**AIM OF THE TASK**
Rewrite the records below, putting "clause-body" wherever "clause-text" occurs and keeping everything else the same.

**PROVIDED ENTRIES**
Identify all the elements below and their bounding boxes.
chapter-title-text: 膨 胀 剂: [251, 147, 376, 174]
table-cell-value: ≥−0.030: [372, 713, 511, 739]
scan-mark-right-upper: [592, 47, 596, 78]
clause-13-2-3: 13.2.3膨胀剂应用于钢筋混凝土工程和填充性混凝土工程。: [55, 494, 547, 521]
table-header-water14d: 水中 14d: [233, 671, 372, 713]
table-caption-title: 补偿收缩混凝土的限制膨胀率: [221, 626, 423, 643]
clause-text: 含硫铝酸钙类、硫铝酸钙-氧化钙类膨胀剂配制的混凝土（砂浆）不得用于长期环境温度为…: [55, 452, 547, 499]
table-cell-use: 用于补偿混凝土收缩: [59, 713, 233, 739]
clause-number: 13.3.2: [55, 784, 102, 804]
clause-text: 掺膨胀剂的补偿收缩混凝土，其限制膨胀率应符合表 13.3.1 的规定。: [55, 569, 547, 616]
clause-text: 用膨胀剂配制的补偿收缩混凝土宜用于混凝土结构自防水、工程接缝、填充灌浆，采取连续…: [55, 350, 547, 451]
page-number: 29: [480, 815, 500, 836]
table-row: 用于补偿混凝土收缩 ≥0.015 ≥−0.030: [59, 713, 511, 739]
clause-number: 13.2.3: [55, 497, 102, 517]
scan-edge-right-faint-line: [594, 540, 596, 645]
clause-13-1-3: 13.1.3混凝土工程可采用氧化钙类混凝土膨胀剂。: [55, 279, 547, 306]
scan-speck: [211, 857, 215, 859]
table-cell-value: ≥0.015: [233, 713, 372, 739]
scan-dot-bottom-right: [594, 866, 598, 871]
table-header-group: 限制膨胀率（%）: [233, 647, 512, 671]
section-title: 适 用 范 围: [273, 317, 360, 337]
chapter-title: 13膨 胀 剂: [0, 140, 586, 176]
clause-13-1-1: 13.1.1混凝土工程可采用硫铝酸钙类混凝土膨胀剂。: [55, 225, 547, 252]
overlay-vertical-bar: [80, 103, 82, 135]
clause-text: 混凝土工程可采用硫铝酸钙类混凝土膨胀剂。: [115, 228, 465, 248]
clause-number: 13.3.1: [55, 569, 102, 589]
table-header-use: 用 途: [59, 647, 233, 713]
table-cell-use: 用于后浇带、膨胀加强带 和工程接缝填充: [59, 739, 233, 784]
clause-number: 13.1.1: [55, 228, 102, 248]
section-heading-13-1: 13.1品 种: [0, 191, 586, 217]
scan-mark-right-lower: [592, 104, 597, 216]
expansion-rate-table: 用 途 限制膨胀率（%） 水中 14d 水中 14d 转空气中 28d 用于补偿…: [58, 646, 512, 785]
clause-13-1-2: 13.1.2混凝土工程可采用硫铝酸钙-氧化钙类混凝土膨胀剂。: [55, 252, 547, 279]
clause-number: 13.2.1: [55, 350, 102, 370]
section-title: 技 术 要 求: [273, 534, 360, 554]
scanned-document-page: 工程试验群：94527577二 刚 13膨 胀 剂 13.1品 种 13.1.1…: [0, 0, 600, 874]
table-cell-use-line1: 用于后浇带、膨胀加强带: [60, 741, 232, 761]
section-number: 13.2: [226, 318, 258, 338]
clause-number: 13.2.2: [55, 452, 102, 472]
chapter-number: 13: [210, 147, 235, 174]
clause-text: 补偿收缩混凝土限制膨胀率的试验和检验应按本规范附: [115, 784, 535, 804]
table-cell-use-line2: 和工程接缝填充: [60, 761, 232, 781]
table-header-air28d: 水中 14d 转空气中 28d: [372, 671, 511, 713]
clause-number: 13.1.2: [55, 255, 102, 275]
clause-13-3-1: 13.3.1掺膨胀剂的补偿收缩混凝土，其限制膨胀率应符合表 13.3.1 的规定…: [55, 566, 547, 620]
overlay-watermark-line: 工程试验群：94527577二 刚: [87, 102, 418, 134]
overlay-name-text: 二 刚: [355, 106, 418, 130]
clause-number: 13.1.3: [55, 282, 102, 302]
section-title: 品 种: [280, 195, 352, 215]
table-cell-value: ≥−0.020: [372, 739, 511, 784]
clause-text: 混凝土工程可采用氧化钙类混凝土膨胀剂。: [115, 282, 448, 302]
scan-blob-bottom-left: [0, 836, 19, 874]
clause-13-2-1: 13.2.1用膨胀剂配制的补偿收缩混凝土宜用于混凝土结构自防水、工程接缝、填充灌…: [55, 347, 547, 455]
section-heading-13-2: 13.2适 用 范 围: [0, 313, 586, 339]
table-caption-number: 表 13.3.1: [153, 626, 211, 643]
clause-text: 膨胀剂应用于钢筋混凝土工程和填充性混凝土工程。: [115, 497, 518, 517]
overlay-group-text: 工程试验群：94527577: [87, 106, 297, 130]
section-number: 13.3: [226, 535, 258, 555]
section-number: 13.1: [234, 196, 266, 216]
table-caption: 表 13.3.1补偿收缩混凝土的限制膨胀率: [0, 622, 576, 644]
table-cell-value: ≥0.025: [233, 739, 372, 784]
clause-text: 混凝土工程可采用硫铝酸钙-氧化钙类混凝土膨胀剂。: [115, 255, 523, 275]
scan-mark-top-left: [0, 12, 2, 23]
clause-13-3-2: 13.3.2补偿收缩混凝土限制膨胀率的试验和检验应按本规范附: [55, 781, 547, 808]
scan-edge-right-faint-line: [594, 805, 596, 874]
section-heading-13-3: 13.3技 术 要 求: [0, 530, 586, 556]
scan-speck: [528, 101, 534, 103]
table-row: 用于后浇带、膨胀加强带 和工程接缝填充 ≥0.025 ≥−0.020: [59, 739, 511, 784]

**ANSWER TO THE TASK**
Identify all the elements below and their bounding boxes.
chapter-title-text: 膨 胀 剂: [251, 147, 376, 174]
table-cell-value: ≥−0.030: [372, 713, 511, 739]
scan-mark-right-upper: [592, 47, 596, 78]
clause-13-2-3: 13.2.3膨胀剂应用于钢筋混凝土工程和填充性混凝土工程。: [55, 494, 547, 521]
table-header-water14d: 水中 14d: [233, 671, 372, 713]
table-caption-title: 补偿收缩混凝土的限制膨胀率: [221, 626, 423, 643]
clause-body: 含硫铝酸钙类、硫铝酸钙-氧化钙类膨胀剂配制的混凝土（砂浆）不得用于长期环境温度为…: [55, 452, 547, 499]
table-cell-use: 用于补偿混凝土收缩: [59, 713, 233, 739]
clause-number: 13.3.2: [55, 784, 102, 804]
clause-body: 掺膨胀剂的补偿收缩混凝土，其限制膨胀率应符合表 13.3.1 的规定。: [55, 569, 547, 616]
clause-body: 用膨胀剂配制的补偿收缩混凝土宜用于混凝土结构自防水、工程接缝、填充灌浆，采取连续…: [55, 350, 547, 451]
page-number: 29: [480, 815, 500, 836]
table-row: 用于补偿混凝土收缩 ≥0.015 ≥−0.030: [59, 713, 511, 739]
clause-number: 13.2.3: [55, 497, 102, 517]
scan-edge-right-faint-line: [594, 540, 596, 645]
clause-13-1-3: 13.1.3混凝土工程可采用氧化钙类混凝土膨胀剂。: [55, 279, 547, 306]
scan-speck: [211, 857, 215, 859]
table-cell-value: ≥0.015: [233, 713, 372, 739]
scan-dot-bottom-right: [594, 866, 598, 871]
table-header-group: 限制膨胀率（%）: [233, 647, 512, 671]
section-title: 适 用 范 围: [273, 317, 360, 337]
chapter-title: 13膨 胀 剂: [0, 140, 586, 176]
clause-13-1-1: 13.1.1混凝土工程可采用硫铝酸钙类混凝土膨胀剂。: [55, 225, 547, 252]
overlay-vertical-bar: [80, 103, 82, 135]
clause-body: 混凝土工程可采用硫铝酸钙类混凝土膨胀剂。: [115, 228, 465, 248]
clause-number: 13.3.1: [55, 569, 102, 589]
table-header-use: 用 途: [59, 647, 233, 713]
table-cell-use: 用于后浇带、膨胀加强带 和工程接缝填充: [59, 739, 233, 784]
clause-number: 13.1.1: [55, 228, 102, 248]
section-heading-13-1: 13.1品 种: [0, 191, 586, 217]
scan-mark-right-lower: [592, 104, 597, 216]
expansion-rate-table: 用 途 限制膨胀率（%） 水中 14d 水中 14d 转空气中 28d 用于补偿…: [58, 646, 512, 785]
clause-13-1-2: 13.1.2混凝土工程可采用硫铝酸钙-氧化钙类混凝土膨胀剂。: [55, 252, 547, 279]
clause-number: 13.2.1: [55, 350, 102, 370]
section-title: 技 术 要 求: [273, 534, 360, 554]
scanned-document-page: 工程试验群：94527577二 刚 13膨 胀 剂 13.1品 种 13.1.1…: [0, 0, 600, 874]
table-cell-use-line1: 用于后浇带、膨胀加强带: [60, 741, 232, 761]
section-number: 13.2: [226, 318, 258, 338]
clause-number: 13.2.2: [55, 452, 102, 472]
chapter-number: 13: [210, 147, 235, 174]
clause-body: 补偿收缩混凝土限制膨胀率的试验和检验应按本规范附: [115, 784, 535, 804]
table-cell-use-line2: 和工程接缝填充: [60, 761, 232, 781]
table-header-air28d: 水中 14d 转空气中 28d: [372, 671, 511, 713]
clause-number: 13.1.2: [55, 255, 102, 275]
clause-13-3-1: 13.3.1掺膨胀剂的补偿收缩混凝土，其限制膨胀率应符合表 13.3.1 的规定…: [55, 566, 547, 620]
overlay-watermark-line: 工程试验群：94527577二 刚: [87, 102, 418, 134]
overlay-name-text: 二 刚: [355, 106, 418, 130]
clause-number: 13.1.3: [55, 282, 102, 302]
section-title: 品 种: [280, 195, 352, 215]
table-cell-value: ≥−0.020: [372, 739, 511, 784]
clause-body: 混凝土工程可采用氧化钙类混凝土膨胀剂。: [115, 282, 448, 302]
scan-blob-bottom-left: [0, 836, 19, 874]
clause-13-2-1: 13.2.1用膨胀剂配制的补偿收缩混凝土宜用于混凝土结构自防水、工程接缝、填充灌…: [55, 347, 547, 455]
section-heading-13-2: 13.2适 用 范 围: [0, 313, 586, 339]
table-caption-number: 表 13.3.1: [153, 626, 211, 643]
clause-body: 膨胀剂应用于钢筋混凝土工程和填充性混凝土工程。: [115, 497, 518, 517]
overlay-group-text: 工程试验群：94527577: [87, 106, 297, 130]
section-number: 13.3: [226, 535, 258, 555]
section-number: 13.1: [234, 196, 266, 216]
table-caption: 表 13.3.1补偿收缩混凝土的限制膨胀率: [0, 622, 576, 644]
table-cell-value: ≥0.025: [233, 739, 372, 784]
clause-body: 混凝土工程可采用硫铝酸钙-氧化钙类混凝土膨胀剂。: [115, 255, 523, 275]
scan-mark-top-left: [0, 12, 2, 23]
clause-13-3-2: 13.3.2补偿收缩混凝土限制膨胀率的试验和检验应按本规范附: [55, 781, 547, 808]
scan-edge-right-faint-line: [594, 805, 596, 874]
section-heading-13-3: 13.3技 术 要 求: [0, 530, 586, 556]
scan-speck: [528, 101, 534, 103]
table-row: 用于后浇带、膨胀加强带 和工程接缝填充 ≥0.025 ≥−0.020: [59, 739, 511, 784]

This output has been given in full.